== Segment start ==

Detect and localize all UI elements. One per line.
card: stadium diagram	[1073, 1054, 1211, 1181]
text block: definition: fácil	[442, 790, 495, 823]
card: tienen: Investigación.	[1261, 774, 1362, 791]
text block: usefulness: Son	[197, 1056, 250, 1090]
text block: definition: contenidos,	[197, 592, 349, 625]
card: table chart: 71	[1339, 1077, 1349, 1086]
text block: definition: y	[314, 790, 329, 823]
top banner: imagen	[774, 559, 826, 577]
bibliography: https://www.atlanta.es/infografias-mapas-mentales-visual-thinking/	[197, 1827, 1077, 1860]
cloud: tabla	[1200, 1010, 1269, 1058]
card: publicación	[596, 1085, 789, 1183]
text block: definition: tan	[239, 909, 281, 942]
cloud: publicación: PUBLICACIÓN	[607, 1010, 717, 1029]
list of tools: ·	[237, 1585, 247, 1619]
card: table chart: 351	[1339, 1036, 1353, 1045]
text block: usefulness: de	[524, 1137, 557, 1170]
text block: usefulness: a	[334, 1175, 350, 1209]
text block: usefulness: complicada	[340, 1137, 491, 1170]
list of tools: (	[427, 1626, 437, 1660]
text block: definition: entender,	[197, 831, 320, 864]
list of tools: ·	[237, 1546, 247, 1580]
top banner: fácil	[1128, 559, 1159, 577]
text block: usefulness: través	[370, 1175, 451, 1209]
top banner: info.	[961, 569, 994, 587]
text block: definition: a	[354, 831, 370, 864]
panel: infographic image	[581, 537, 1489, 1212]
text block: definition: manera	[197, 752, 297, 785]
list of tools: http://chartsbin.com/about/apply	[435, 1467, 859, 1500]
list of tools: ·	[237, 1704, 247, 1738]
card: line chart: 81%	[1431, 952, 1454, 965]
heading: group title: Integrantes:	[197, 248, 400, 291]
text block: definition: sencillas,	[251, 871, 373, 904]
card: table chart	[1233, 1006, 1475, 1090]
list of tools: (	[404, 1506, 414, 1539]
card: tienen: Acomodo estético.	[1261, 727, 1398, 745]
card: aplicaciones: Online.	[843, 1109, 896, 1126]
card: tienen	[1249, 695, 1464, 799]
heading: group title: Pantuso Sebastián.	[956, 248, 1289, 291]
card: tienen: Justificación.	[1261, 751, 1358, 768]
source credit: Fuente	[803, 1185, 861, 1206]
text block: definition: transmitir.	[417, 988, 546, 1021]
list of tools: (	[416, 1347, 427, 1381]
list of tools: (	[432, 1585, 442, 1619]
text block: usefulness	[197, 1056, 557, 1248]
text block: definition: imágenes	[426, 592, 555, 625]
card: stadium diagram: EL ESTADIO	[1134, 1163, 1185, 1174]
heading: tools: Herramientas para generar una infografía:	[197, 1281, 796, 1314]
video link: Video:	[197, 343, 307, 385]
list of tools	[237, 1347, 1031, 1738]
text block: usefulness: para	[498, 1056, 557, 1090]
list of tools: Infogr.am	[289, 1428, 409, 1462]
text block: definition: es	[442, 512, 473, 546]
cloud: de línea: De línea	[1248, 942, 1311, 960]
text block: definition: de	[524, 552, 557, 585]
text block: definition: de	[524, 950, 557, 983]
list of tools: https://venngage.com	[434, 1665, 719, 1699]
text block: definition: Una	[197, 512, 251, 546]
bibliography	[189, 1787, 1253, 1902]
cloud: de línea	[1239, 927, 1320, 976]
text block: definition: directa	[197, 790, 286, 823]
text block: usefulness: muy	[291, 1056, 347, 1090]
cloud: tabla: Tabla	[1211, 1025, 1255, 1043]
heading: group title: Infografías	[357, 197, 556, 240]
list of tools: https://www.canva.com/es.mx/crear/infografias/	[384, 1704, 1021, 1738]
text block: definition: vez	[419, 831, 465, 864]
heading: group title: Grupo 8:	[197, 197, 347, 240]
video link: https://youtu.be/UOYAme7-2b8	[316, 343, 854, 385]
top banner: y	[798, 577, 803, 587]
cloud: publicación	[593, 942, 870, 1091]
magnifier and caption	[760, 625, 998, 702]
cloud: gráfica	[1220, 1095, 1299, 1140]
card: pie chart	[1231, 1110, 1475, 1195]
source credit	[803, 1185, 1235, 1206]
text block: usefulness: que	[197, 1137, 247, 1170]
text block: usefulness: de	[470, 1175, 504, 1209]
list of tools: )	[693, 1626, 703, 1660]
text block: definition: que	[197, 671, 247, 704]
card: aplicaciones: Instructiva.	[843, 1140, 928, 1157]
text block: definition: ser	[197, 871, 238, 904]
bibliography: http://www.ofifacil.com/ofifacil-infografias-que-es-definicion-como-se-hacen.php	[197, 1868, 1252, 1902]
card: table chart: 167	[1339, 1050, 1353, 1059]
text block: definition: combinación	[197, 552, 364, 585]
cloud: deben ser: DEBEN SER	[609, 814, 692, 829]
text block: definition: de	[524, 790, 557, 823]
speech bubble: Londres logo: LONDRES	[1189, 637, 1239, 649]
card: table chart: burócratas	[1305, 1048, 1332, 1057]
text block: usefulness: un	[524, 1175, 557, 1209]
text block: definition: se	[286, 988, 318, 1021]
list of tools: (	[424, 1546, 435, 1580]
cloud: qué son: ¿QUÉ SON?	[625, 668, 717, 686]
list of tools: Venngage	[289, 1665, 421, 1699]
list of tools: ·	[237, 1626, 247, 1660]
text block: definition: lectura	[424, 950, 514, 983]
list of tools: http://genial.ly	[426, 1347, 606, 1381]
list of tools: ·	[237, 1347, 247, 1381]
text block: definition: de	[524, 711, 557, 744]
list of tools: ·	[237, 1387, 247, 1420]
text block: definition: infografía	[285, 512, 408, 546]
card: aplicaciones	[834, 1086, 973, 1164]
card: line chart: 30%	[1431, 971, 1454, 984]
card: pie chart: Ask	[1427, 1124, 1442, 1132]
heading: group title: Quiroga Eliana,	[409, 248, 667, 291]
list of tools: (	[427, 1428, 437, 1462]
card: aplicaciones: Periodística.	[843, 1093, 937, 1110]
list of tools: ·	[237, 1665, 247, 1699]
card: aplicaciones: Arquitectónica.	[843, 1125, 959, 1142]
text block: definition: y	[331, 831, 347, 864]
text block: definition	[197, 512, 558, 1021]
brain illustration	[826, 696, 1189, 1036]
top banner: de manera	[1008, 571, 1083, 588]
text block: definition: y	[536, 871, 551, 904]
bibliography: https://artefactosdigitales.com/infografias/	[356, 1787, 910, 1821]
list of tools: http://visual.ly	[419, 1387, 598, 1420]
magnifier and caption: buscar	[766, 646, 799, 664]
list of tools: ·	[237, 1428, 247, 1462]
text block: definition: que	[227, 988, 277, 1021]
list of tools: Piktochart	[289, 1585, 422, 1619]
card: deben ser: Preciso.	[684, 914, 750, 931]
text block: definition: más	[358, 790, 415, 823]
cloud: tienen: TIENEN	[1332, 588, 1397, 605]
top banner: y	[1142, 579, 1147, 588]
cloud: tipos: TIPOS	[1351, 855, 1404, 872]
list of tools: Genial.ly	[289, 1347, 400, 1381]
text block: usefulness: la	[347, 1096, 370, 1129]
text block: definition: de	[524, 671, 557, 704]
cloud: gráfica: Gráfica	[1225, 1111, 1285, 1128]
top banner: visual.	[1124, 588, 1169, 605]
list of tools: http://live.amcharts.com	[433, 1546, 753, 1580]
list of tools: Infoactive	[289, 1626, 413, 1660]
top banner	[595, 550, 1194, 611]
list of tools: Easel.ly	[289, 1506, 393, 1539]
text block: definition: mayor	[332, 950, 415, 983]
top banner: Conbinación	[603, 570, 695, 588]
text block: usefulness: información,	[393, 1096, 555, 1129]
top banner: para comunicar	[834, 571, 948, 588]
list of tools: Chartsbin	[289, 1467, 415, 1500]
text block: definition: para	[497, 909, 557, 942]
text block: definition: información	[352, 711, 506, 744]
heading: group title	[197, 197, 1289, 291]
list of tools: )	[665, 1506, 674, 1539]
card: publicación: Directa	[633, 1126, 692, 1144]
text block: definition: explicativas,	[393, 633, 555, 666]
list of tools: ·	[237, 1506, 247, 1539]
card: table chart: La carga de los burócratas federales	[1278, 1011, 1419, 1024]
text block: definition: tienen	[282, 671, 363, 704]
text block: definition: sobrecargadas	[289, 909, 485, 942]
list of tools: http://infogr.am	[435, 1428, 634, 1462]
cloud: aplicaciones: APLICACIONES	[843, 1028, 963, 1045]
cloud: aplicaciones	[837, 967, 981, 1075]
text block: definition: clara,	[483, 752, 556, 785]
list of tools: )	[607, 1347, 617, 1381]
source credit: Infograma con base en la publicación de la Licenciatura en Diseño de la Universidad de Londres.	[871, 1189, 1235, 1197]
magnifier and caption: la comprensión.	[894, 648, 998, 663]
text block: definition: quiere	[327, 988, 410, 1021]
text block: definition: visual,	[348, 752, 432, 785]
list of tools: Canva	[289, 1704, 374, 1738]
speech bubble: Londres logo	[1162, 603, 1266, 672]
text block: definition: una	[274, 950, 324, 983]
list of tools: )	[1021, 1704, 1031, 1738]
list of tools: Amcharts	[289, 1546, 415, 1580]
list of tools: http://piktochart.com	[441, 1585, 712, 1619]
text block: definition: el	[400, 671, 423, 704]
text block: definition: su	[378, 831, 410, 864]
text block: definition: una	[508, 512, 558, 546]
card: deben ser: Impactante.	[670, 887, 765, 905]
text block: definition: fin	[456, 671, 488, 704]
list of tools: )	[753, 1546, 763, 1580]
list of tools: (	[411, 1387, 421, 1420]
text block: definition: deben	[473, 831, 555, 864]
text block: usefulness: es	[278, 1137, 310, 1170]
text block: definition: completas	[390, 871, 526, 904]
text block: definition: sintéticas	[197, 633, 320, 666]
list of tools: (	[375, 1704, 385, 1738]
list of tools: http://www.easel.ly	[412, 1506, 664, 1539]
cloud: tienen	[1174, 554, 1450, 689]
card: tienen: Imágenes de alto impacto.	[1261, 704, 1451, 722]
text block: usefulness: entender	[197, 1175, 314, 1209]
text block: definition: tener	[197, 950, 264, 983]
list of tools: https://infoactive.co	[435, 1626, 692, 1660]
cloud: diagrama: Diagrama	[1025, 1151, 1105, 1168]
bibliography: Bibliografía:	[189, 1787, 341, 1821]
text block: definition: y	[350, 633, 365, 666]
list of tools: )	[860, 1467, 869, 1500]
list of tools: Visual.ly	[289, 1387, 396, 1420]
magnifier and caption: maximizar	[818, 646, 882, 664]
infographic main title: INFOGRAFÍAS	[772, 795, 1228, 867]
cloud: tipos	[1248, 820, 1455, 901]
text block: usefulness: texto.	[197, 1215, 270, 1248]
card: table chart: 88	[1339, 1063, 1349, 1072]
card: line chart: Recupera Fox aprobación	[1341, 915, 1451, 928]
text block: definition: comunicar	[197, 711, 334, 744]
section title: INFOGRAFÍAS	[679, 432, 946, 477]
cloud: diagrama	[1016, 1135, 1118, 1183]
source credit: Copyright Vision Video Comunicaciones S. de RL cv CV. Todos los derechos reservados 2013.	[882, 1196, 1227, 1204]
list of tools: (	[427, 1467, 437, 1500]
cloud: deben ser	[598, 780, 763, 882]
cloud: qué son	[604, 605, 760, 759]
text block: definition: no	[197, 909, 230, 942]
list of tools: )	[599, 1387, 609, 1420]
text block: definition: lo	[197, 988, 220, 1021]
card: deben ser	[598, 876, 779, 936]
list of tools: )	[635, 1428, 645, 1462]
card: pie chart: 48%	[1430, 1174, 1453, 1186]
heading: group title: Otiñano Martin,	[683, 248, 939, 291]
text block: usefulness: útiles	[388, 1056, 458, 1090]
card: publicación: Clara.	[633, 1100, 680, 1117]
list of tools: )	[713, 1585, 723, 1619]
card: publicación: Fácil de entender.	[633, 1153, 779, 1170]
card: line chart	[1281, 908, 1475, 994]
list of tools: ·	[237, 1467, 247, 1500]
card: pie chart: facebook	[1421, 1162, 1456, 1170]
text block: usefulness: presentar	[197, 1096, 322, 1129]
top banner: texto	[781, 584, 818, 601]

== Segment end ==

▶ **What is required**: Where a line in the material contains "deben", copy that line.

▶ **Result below**:
cloud: deben ser: DEBEN SER	[609, 814, 692, 829]
card: deben ser: Preciso.	[684, 914, 750, 931]
card: deben ser: Impactante.	[670, 887, 765, 905]
text block: definition: deben	[473, 831, 555, 864]
cloud: deben ser	[598, 780, 763, 882]
card: deben ser	[598, 876, 779, 936]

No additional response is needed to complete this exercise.